*The request*. The entries below should be given again exactly, minus their pictures.

*Provided material*.
--- --- ---

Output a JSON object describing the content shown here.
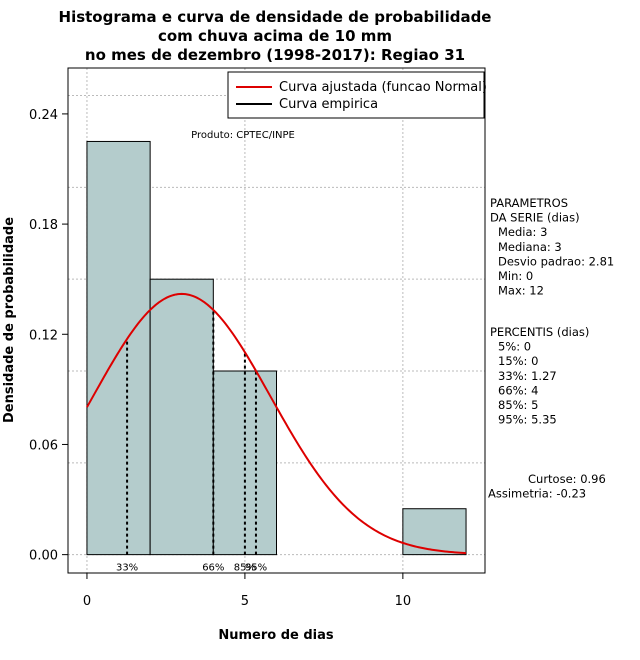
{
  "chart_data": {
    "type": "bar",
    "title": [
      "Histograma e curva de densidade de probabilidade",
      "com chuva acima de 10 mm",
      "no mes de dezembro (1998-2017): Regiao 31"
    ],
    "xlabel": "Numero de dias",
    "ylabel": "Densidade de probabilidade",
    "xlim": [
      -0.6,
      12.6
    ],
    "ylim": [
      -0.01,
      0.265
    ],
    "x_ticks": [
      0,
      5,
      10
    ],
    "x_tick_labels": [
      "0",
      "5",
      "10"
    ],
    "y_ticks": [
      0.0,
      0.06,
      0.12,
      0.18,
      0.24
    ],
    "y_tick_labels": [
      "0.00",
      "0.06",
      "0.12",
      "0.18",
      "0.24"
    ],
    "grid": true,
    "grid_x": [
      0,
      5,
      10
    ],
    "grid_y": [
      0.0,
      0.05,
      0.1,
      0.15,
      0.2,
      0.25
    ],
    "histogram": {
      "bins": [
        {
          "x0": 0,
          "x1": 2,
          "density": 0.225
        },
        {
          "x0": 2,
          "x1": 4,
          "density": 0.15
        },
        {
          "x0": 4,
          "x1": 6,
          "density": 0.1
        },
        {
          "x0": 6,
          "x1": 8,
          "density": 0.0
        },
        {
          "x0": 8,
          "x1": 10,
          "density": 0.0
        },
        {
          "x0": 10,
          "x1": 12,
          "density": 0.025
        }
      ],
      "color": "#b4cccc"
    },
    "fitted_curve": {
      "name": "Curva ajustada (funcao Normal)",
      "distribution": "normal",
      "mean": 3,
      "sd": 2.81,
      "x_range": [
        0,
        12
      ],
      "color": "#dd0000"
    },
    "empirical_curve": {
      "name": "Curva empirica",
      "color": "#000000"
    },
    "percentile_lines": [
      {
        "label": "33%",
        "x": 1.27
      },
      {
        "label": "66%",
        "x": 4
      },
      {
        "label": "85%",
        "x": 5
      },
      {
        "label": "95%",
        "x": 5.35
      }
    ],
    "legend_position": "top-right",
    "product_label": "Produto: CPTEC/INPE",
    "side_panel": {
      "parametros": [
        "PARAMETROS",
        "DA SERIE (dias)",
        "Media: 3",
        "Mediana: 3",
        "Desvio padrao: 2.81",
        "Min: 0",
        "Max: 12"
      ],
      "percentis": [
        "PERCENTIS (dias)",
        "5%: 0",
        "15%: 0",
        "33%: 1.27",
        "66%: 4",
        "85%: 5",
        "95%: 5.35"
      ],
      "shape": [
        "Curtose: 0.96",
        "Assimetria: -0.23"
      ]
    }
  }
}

--- --- ---

*Reply*.
Output a JSON object describing the content shown here.
{
  "chart_data": {
    "type": "bar",
    "title": [
      "Histograma e curva de densidade de probabilidade",
      "com chuva acima de 10 mm",
      "no mes de dezembro (1998-2017): Regiao 31"
    ],
    "xlabel": "Numero de dias",
    "ylabel": "Densidade de probabilidade",
    "xlim": [
      -0.6,
      12.6
    ],
    "ylim": [
      -0.01,
      0.265
    ],
    "x_ticks": [
      0,
      5,
      10
    ],
    "x_tick_labels": [
      "0",
      "5",
      "10"
    ],
    "y_ticks": [
      0.0,
      0.06,
      0.12,
      0.18,
      0.24
    ],
    "y_tick_labels": [
      "0.00",
      "0.06",
      "0.12",
      "0.18",
      "0.24"
    ],
    "grid": true,
    "grid_x": [
      0,
      5,
      10
    ],
    "grid_y": [
      0.0,
      0.05,
      0.1,
      0.15,
      0.2,
      0.25
    ],
    "histogram": {
      "bins": [
        {
          "x0": 0,
          "x1": 2,
          "density": 0.225
        },
        {
          "x0": 2,
          "x1": 4,
          "density": 0.15
        },
        {
          "x0": 4,
          "x1": 6,
          "density": 0.1
        },
        {
          "x0": 6,
          "x1": 8,
          "density": 0.0
        },
        {
          "x0": 8,
          "x1": 10,
          "density": 0.0
        },
        {
          "x0": 10,
          "x1": 12,
          "density": 0.025
        }
      ],
      "color": "#b4cccc"
    },
    "fitted_curve": {
      "name": "Curva ajustada (funcao Normal)",
      "distribution": "normal",
      "mean": 3,
      "sd": 2.81,
      "x_range": [
        0,
        12
      ],
      "color": "#dd0000"
    },
    "empirical_curve": {
      "name": "Curva empirica",
      "color": "#000000"
    },
    "percentile_lines": [
      {
        "label": "33%",
        "x": 1.27
      },
      {
        "label": "66%",
        "x": 4
      },
      {
        "label": "85%",
        "x": 5
      },
      {
        "label": "95%",
        "x": 5.35
      }
    ],
    "legend_position": "top-right",
    "product_label": "Produto: CPTEC/INPE",
    "side_panel": {
      "parametros": [
        "PARAMETROS",
        "DA SERIE (dias)",
        "Media: 3",
        "Mediana: 3",
        "Desvio padrao: 2.81",
        "Min: 0",
        "Max: 12"
      ],
      "percentis": [
        "PERCENTIS (dias)",
        "5%: 0",
        "15%: 0",
        "33%: 1.27",
        "66%: 4",
        "85%: 5",
        "95%: 5.35"
      ],
      "shape": [
        "Curtose: 0.96",
        "Assimetria: -0.23"
      ]
    }
  }
}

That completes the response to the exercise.